▶

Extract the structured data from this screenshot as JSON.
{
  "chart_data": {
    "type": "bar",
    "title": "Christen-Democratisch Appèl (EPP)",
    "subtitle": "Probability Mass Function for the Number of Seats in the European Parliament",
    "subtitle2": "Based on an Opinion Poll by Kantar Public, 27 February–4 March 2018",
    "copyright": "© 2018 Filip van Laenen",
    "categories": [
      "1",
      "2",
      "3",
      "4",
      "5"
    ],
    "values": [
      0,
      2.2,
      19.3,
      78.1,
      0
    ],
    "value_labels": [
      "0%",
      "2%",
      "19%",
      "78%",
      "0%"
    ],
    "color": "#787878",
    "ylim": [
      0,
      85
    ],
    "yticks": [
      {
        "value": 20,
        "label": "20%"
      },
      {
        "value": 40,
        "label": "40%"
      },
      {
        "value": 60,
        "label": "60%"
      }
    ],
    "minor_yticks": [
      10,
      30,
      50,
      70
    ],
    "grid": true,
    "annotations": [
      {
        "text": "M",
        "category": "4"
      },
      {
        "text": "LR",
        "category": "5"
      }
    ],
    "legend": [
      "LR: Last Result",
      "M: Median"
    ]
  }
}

◀

> _Required task_
Please set down each line of the records exactly as given.

> _Exercise result_
Extract the structured data from this screenshot as JSON.
{
  "chart_data": {
    "type": "bar",
    "title": "Christen-Democratisch Appèl (EPP)",
    "subtitle": "Probability Mass Function for the Number of Seats in the European Parliament",
    "subtitle2": "Based on an Opinion Poll by Kantar Public, 27 February–4 March 2018",
    "copyright": "© 2018 Filip van Laenen",
    "categories": [
      "1",
      "2",
      "3",
      "4",
      "5"
    ],
    "values": [
      0,
      2.2,
      19.3,
      78.1,
      0
    ],
    "value_labels": [
      "0%",
      "2%",
      "19%",
      "78%",
      "0%"
    ],
    "color": "#787878",
    "ylim": [
      0,
      85
    ],
    "yticks": [
      {
        "value": 20,
        "label": "20%"
      },
      {
        "value": 40,
        "label": "40%"
      },
      {
        "value": 60,
        "label": "60%"
      }
    ],
    "minor_yticks": [
      10,
      30,
      50,
      70
    ],
    "grid": true,
    "annotations": [
      {
        "text": "M",
        "category": "4"
      },
      {
        "text": "LR",
        "category": "5"
      }
    ],
    "legend": [
      "LR: Last Result",
      "M: Median"
    ]
  }
}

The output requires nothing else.